--- Start of Selected passage ---

The land is beautiful, surrounded by mountains. God's presence is truly felt from the moment you step on to the property and through each smile from a child and in the loving embraces we are met with daily.

Last night, we met with Katcha (spelling?) and Max, a married couple who have dedicated their lives to working here at Emmanuel. Katcha is Dutch and came here early on as a volunteer before she found her faith. She committed herself to the Lord on these grounds. Likewise, her husband Max, a Honduran native who traveled all over Europe before returning to Honduras, also found his faith here at Emmanuel..

They shared their story and said that one reason they love to bring the teams in is to spread the word of what happens here. They have both committed their lives on faith to do God's work, but they are unable to travel beyond these grounds to share the love of God. By bringing teams in, they are able to give a bit of themselves to the world beyond.

What a testimony to living in faith and following where God calls!

It is still early in the week, and I am sure there is more amazing stories to hear, and ways our lives will be touched. But for the time being, it is time to get to work.

God bless,
Linsey and Team Honduras

Tuesday, September 20, 2011


Our first full day of work was very productive, from digging trench for a new sewer line for two houses where younger boys live to helping gather eggs from their chicken house.

The day here begins early, and some of the teen girls on the trip, Jessi Simmons, Ashby and Lexi Kernea, helped wash each egg off before stacking them carefully in crates. Orphanage Emmanuel  does what it can to be self sufficient, and they also have a house for fryers and raise pigs for meat.

Many of the women worked in the toddler house Monday, helping with the babies and little ones, they put on the skit of the Good Samaritan twice, once for girls and once for a group of loud and muddy boys. I am not quite sure why so many of these angels with dirty faces got so muddy yesterday, but we men who were working on trenching passed them as we walked to our house, and many of them were as crud-covered as we were. It may be just a by-product  of the rainy season and being a 6 or 9 year old boy, or maybe an impromptu wresting match or two had broken out, but as we walked by them with tools over our shoulders they looked at us and we looked at them and I’m sure both groups were thinking the same thing: “How did  those guys get so dirty?”

Anyway, we were both soon headed to our respective showers and hot meals.

David Martinez, the Californian founder of Orphanage Emmanuel, dropped by in the afternoon for some idle chatter, and it’s always wonderful to hear the stories of the trials and triumphs of his work here. There are some in the world who respond to God’s calling with wild abandon, he is one of them and inspires us all to work hard while we are here and challenges us to consider the calling of God on all our lives.

--- End of Selected passage ---
--- Start of Information shown ---

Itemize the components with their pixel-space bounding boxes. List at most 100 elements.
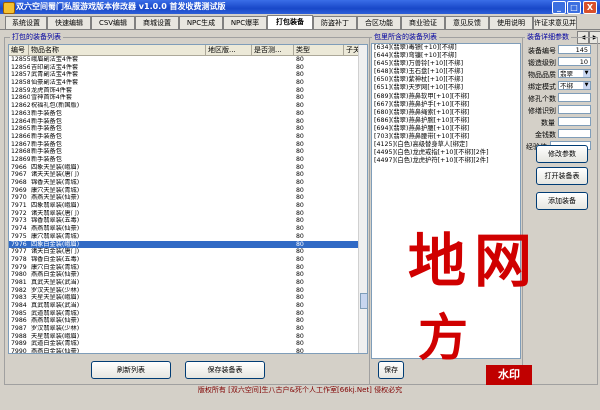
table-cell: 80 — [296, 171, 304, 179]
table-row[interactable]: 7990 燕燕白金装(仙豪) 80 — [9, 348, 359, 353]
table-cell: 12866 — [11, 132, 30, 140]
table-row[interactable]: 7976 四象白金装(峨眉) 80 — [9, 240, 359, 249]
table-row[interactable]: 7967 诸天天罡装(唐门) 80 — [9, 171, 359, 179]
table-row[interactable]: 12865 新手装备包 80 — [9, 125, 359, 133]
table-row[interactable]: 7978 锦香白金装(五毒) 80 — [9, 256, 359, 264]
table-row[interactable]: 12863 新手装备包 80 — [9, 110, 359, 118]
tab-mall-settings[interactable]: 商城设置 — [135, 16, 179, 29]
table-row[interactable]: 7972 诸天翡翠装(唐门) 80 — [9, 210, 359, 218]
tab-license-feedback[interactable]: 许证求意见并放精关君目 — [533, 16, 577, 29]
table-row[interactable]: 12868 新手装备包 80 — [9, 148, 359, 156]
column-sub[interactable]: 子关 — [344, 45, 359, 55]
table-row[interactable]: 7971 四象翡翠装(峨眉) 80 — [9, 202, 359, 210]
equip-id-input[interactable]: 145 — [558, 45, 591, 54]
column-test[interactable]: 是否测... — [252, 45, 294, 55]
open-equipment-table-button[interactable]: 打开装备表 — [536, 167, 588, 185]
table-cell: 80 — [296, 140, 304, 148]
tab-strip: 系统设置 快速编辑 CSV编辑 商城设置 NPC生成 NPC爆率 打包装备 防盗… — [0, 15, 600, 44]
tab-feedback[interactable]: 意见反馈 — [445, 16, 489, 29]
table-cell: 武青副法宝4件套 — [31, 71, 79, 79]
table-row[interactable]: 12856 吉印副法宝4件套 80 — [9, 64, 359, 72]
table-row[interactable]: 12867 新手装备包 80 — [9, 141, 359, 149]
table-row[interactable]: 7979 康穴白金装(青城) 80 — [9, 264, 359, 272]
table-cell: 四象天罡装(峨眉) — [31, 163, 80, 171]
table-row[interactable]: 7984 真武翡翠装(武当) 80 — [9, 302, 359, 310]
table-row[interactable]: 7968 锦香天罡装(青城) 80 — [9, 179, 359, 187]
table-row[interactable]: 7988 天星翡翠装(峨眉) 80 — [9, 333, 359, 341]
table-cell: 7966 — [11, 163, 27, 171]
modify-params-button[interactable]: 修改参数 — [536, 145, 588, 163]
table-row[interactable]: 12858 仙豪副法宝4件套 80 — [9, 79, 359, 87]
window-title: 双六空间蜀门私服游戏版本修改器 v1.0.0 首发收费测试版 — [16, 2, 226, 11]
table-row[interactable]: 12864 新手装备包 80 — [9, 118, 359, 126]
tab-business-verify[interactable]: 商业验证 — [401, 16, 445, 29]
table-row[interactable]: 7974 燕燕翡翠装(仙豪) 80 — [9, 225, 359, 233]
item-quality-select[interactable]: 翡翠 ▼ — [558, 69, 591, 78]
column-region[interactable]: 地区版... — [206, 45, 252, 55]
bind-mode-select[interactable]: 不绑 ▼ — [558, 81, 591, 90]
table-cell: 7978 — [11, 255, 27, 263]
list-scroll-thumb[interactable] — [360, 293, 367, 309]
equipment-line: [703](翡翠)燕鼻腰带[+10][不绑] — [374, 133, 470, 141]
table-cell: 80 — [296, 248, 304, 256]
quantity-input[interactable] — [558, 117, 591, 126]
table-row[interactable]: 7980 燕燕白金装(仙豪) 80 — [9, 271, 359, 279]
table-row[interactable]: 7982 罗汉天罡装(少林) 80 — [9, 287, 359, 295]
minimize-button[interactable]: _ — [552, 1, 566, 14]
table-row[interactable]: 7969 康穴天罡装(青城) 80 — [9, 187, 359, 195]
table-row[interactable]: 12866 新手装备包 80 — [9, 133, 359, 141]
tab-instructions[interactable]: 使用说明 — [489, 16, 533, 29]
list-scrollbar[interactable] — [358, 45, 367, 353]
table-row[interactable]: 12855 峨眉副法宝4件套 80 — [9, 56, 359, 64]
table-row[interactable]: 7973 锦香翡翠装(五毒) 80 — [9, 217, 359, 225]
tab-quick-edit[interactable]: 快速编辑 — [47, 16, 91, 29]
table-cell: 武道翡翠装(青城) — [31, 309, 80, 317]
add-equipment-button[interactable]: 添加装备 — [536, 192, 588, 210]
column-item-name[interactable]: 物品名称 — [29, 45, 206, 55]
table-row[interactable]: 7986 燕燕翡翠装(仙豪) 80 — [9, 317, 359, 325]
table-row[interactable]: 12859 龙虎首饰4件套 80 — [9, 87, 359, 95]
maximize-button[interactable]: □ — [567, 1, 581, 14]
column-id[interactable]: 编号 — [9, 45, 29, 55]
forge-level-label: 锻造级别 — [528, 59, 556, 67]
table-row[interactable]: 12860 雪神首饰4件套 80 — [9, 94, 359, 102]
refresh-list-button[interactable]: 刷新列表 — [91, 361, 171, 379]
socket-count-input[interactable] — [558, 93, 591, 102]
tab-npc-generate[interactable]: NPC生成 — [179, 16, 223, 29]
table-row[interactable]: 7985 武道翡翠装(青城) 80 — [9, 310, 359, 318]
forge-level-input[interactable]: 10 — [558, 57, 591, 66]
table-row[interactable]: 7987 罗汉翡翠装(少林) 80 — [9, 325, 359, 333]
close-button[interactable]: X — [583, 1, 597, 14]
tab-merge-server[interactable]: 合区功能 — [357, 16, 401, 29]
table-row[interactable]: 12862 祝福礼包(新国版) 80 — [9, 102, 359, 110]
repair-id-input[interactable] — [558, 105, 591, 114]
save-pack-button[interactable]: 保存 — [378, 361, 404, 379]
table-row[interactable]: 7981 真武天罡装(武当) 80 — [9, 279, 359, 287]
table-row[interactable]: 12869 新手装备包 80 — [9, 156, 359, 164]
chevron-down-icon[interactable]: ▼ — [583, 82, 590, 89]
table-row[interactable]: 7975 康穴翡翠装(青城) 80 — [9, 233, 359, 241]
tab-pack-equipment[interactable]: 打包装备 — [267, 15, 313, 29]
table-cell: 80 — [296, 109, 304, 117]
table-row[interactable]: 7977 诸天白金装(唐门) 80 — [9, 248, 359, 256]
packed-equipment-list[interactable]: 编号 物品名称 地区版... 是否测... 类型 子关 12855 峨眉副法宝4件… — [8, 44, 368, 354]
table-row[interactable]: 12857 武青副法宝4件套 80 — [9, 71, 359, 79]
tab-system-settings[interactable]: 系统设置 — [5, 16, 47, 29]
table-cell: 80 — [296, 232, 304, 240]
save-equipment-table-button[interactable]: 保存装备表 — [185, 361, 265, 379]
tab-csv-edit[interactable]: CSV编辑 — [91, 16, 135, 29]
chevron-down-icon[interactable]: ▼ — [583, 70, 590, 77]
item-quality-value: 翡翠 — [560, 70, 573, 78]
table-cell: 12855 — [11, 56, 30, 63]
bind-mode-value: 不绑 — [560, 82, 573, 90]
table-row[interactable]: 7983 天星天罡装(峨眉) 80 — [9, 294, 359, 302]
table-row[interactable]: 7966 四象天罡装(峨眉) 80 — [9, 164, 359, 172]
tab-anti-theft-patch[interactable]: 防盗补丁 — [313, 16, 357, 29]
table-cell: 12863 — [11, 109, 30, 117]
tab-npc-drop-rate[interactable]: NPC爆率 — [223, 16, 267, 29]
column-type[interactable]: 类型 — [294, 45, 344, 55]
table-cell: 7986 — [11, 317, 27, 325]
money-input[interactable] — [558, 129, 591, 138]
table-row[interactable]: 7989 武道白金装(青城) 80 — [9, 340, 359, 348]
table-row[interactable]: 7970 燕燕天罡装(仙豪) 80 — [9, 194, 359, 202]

--- End of Information shown ---

- **Tasks and exercises**
**A)** Please list every person the mission trip post mentions by name who either came on the trip or lives or works at Orphanage Emmanuel.
**B)** In the mission trip post, where did David Martinez, the founder of Orphanage Emmanuel, come from?

- **Answers for the exercise**
**A)**
Katcha
Max
Jessi Simmons
Ashby
Lexi Kernea
David Martinez
Linsey

**B)** California